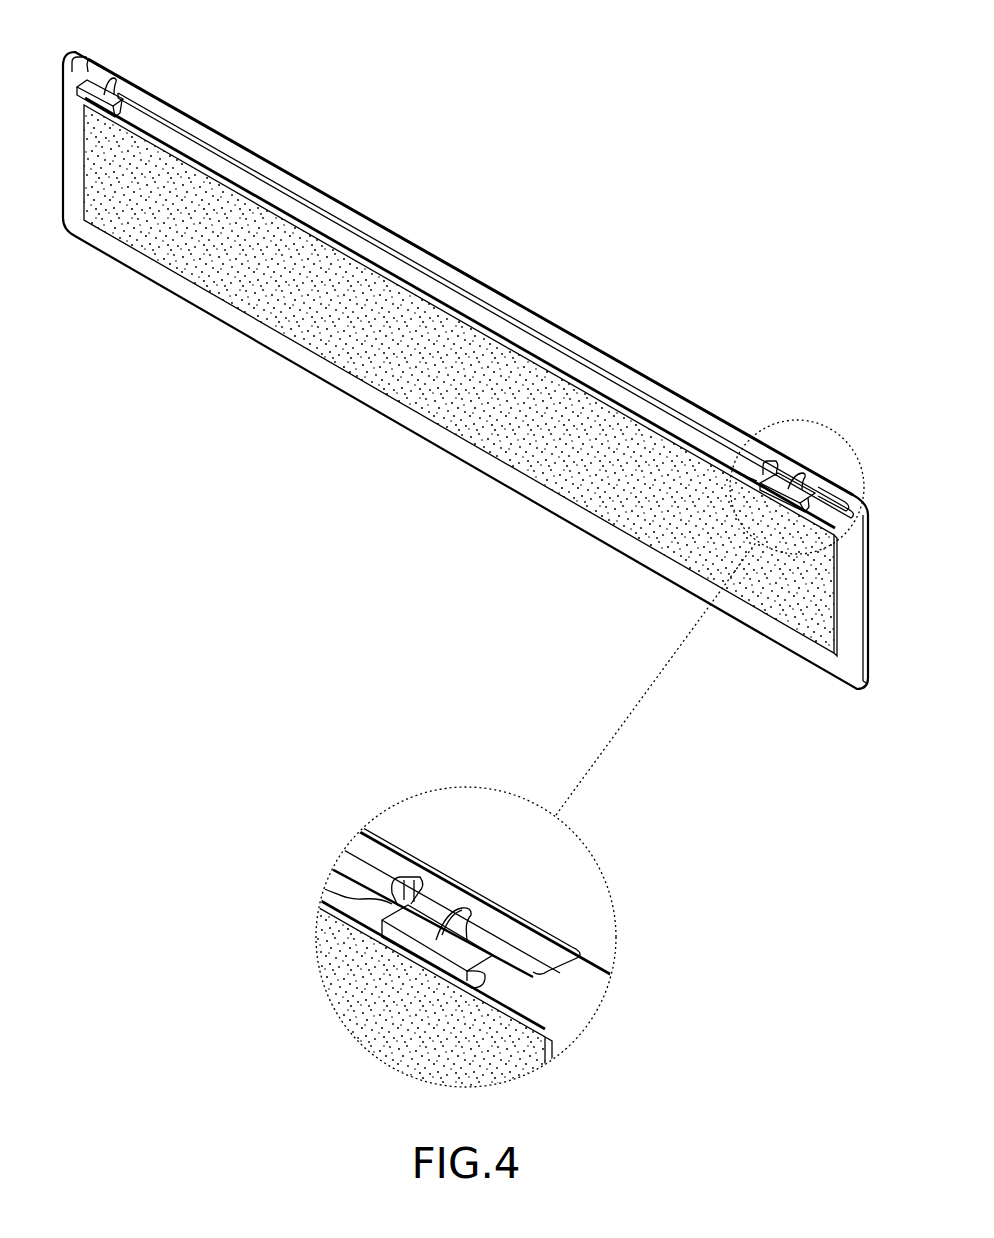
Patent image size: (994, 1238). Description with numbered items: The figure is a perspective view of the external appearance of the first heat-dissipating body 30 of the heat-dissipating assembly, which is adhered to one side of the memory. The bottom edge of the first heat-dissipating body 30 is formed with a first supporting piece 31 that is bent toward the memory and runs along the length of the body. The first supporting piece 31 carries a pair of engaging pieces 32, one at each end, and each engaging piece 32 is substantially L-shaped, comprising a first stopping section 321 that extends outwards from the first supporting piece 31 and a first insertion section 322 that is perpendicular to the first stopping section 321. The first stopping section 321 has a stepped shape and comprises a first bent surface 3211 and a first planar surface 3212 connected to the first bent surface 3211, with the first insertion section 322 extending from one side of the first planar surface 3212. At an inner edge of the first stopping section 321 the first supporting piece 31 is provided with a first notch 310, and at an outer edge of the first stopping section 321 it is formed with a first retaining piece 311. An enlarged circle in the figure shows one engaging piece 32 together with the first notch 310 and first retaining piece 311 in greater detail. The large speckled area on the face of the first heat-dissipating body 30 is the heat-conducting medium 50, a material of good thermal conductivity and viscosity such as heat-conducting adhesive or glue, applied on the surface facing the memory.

The first heat-dissipating body 30 is at (458, 236).
The first supporting piece 31 is at (503, 307).
The engaging piece 32 is at (130, 111).
The heat-conducting medium 50 is at (437, 412).
The first notch 310 is at (736, 470).
The first retaining piece 311 is at (840, 487).
The first stopping section 321 is at (790, 478).
The first insertion section 322 is at (808, 498).
The first bent surface 3211 is at (438, 906).
The first planar surface 3212 is at (462, 912).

────────────────

EXERCISE REQUIREMENTS - Turn the material above into a numbered list, one line per item, skipping any blank lines. Leave the picture out of your answer.

COMPLETED TASK -
1. Patent image size: (994, 1238). Description with numbered items: The figure is a perspective view of the external appearance of the first heat-dissipating body 30 of the heat-dissipating assembly, which is adhered to one side of the memory. The bottom edge of the first heat-dissipating body 30 is formed with a first supporting piece 31 that is bent toward the memory and runs along the length of the body. The first supporting piece 31 carries a pair of engaging pieces 32, one at each end, and each engaging piece 32 is substantially L-shaped, comprising a first stopping section 321 that extends outwards from the first supporting piece 31 and a first insertion section 322 that is perpendicular to the first stopping section 321. The first stopping section 321 has a stepped shape and comprises a first bent surface 3211 and a first planar surface 3212 connected to the first bent surface 3211, with the first insertion section 322 extending from one side of the first planar surface 3212. At an inner edge of the first stopping section 321 the first supporting piece 31 is provided with a first notch 310, and at an outer edge of the first stopping section 321 it is formed with a first retaining piece 311. An enlarged circle in the figure shows one engaging piece 32 together with the first notch 310 and first retaining piece 311 in greater detail. The large speckled area on the face of the first heat-dissipating body 30 is the heat-conducting medium 50, a material of good thermal conductivity and viscosity such as heat-conducting adhesive or glue, applied on the surface facing the memory.
2. The first heat-dissipating body 30 is at (458, 236).
3. The first supporting piece 31 is at (503, 307).
4. The engaging piece 32 is at (130, 111).
5. The heat-conducting medium 50 is at (437, 412).
6. The first notch 310 is at (736, 470).
7. The first retaining piece 311 is at (840, 487).
8. The first stopping section 321 is at (790, 478).
9. The first insertion section 322 is at (808, 498).
10. The first bent surface 3211 is at (438, 906).
11. The first planar surface 3212 is at (462, 912).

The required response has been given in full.